Output every line below without omitting or altering anything.

Supplied records:
::::::::

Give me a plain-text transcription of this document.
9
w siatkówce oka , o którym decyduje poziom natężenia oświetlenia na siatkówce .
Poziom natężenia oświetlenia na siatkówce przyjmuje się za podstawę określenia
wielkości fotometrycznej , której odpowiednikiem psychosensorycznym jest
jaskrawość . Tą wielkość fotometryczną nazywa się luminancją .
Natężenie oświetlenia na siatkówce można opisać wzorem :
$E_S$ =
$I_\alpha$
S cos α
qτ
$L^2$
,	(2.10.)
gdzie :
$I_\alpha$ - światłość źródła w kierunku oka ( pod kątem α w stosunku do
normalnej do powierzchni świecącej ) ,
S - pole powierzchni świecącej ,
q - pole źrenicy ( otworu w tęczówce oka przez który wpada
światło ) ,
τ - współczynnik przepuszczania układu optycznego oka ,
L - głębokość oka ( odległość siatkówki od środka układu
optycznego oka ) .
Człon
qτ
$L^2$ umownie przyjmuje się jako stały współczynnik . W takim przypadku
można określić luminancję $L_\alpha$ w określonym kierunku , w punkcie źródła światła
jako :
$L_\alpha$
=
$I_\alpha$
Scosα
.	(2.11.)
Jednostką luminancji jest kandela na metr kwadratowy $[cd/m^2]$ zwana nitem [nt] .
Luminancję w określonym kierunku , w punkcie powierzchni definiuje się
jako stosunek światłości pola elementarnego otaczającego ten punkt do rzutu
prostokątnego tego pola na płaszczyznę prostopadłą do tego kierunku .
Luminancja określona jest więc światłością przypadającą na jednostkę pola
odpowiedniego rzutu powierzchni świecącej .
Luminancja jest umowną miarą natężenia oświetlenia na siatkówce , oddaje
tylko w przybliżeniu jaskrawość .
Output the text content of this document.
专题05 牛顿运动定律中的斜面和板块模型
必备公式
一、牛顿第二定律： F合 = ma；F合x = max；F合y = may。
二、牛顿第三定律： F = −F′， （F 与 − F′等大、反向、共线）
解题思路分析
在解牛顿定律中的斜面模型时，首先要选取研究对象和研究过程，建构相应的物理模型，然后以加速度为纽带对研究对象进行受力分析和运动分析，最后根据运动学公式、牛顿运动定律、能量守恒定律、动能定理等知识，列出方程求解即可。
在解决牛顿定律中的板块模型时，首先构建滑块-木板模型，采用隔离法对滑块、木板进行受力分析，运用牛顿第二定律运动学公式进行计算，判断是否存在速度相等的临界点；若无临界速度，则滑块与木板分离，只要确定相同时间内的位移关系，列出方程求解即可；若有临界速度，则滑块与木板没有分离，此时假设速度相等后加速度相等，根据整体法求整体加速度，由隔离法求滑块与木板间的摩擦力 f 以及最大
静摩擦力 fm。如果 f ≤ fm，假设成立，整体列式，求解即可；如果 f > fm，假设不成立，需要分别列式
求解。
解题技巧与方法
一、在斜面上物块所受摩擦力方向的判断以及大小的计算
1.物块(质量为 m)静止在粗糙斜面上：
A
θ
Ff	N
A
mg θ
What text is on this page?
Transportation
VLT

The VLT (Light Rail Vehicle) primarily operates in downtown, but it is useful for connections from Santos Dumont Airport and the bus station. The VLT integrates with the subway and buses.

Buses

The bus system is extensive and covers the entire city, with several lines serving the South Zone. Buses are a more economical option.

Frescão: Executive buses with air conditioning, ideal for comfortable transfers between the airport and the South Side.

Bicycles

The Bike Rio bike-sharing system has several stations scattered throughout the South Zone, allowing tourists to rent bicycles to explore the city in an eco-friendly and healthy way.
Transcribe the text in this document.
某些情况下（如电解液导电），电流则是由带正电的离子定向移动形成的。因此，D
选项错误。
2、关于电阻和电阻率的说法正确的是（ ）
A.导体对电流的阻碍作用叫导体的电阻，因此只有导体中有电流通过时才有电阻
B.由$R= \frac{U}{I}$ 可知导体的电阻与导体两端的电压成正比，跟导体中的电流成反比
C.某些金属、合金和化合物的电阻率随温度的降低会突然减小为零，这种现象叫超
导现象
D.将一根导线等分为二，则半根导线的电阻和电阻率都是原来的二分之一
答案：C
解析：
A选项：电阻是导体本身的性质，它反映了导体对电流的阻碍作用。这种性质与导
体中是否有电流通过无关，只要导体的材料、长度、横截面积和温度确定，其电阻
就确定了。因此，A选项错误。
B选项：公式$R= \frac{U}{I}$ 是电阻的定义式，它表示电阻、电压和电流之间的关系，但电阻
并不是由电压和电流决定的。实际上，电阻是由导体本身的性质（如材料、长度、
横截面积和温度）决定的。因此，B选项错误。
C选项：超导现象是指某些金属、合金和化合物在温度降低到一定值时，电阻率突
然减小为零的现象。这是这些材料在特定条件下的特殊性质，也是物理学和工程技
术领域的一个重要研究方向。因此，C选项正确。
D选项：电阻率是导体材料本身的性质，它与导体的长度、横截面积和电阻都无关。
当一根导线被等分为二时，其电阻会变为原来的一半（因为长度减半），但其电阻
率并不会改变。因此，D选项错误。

::::::::

Full response:
Give me a plain-text transcription of this document.
9
w siatkówce oka , o którym decyduje poziom natężenia oświetlenia na siatkówce .
Poziom natężenia oświetlenia na siatkówce przyjmuje się za podstawę określenia
wielkości fotometrycznej , której odpowiednikiem psychosensorycznym jest
jaskrawość . Tą wielkość fotometryczną nazywa się luminancją .
Natężenie oświetlenia na siatkówce można opisać wzorem :
$E_S$ =
$I_\alpha$
S cos α
qτ
$L^2$
,	(2.10.)
gdzie :
$I_\alpha$ - światłość źródła w kierunku oka ( pod kątem α w stosunku do
normalnej do powierzchni świecącej ) ,
S - pole powierzchni świecącej ,
q - pole źrenicy ( otworu w tęczówce oka przez który wpada
światło ) ,
τ - współczynnik przepuszczania układu optycznego oka ,
L - głębokość oka ( odległość siatkówki od środka układu
optycznego oka ) .
Człon
qτ
$L^2$ umownie przyjmuje się jako stały współczynnik . W takim przypadku
można określić luminancję $L_\alpha$ w określonym kierunku , w punkcie źródła światła
jako :
$L_\alpha$
=
$I_\alpha$
Scosα
.	(2.11.)
Jednostką luminancji jest kandela na metr kwadratowy $[cd/m^2]$ zwana nitem [nt] .
Luminancję w określonym kierunku , w punkcie powierzchni definiuje się
jako stosunek światłości pola elementarnego otaczającego ten punkt do rzutu
prostokątnego tego pola na płaszczyznę prostopadłą do tego kierunku .
Luminancja określona jest więc światłością przypadającą na jednostkę pola
odpowiedniego rzutu powierzchni świecącej .
Luminancja jest umowną miarą natężenia oświetlenia na siatkówce , oddaje
tylko w przybliżeniu jaskrawość .
Output the text content of this document.
专题05 牛顿运动定律中的斜面和板块模型
必备公式
一、牛顿第二定律： F合 = ma；F合x = max；F合y = may。
二、牛顿第三定律： F = −F′， （F 与 − F′等大、反向、共线）
解题思路分析
在解牛顿定律中的斜面模型时，首先要选取研究对象和研究过程，建构相应的物理模型，然后以加速度为纽带对研究对象进行受力分析和运动分析，最后根据运动学公式、牛顿运动定律、能量守恒定律、动能定理等知识，列出方程求解即可。
在解决牛顿定律中的板块模型时，首先构建滑块-木板模型，采用隔离法对滑块、木板进行受力分析，运用牛顿第二定律运动学公式进行计算，判断是否存在速度相等的临界点；若无临界速度，则滑块与木板分离，只要确定相同时间内的位移关系，列出方程求解即可；若有临界速度，则滑块与木板没有分离，此时假设速度相等后加速度相等，根据整体法求整体加速度，由隔离法求滑块与木板间的摩擦力 f 以及最大
静摩擦力 fm。如果 f ≤ fm，假设成立，整体列式，求解即可；如果 f > fm，假设不成立，需要分别列式
求解。
解题技巧与方法
一、在斜面上物块所受摩擦力方向的判断以及大小的计算
1.物块(质量为 m)静止在粗糙斜面上：
A
θ
Ff	N
A
mg θ
What text is on this page?
Transportation
VLT

The VLT (Light Rail Vehicle) primarily operates in downtown, but it is useful for connections from Santos Dumont Airport and the bus station. The VLT integrates with the subway and buses.

Buses

The bus system is extensive and covers the entire city, with several lines serving the South Zone. Buses are a more economical option.

Frescão: Executive buses with air conditioning, ideal for comfortable transfers between the airport and the South Side.

Bicycles

The Bike Rio bike-sharing system has several stations scattered throughout the South Zone, allowing tourists to rent bicycles to explore the city in an eco-friendly and healthy way.
Transcribe the text in this document.
某些情况下（如电解液导电），电流则是由带正电的离子定向移动形成的。因此，D
选项错误。
2、关于电阻和电阻率的说法正确的是（ ）
A.导体对电流的阻碍作用叫导体的电阻，因此只有导体中有电流通过时才有电阻
B.由$R= \frac{U}{I}$ 可知导体的电阻与导体两端的电压成正比，跟导体中的电流成反比
C.某些金属、合金和化合物的电阻率随温度的降低会突然减小为零，这种现象叫超
导现象
D.将一根导线等分为二，则半根导线的电阻和电阻率都是原来的二分之一
答案：C
解析：
A选项：电阻是导体本身的性质，它反映了导体对电流的阻碍作用。这种性质与导
体中是否有电流通过无关，只要导体的材料、长度、横截面积和温度确定，其电阻
就确定了。因此，A选项错误。
B选项：公式$R= \frac{U}{I}$ 是电阻的定义式，它表示电阻、电压和电流之间的关系，但电阻
并不是由电压和电流决定的。实际上，电阻是由导体本身的性质（如材料、长度、
横截面积和温度）决定的。因此，B选项错误。
C选项：超导现象是指某些金属、合金和化合物在温度降低到一定值时，电阻率突
然减小为零的现象。这是这些材料在特定条件下的特殊性质，也是物理学和工程技
术领域的一个重要研究方向。因此，C选项正确。
D选项：电阻率是导体材料本身的性质，它与导体的长度、横截面积和电阻都无关。
当一根导线被等分为二时，其电阻会变为原来的一半（因为长度减半），但其电阻
率并不会改变。因此，D选项错误。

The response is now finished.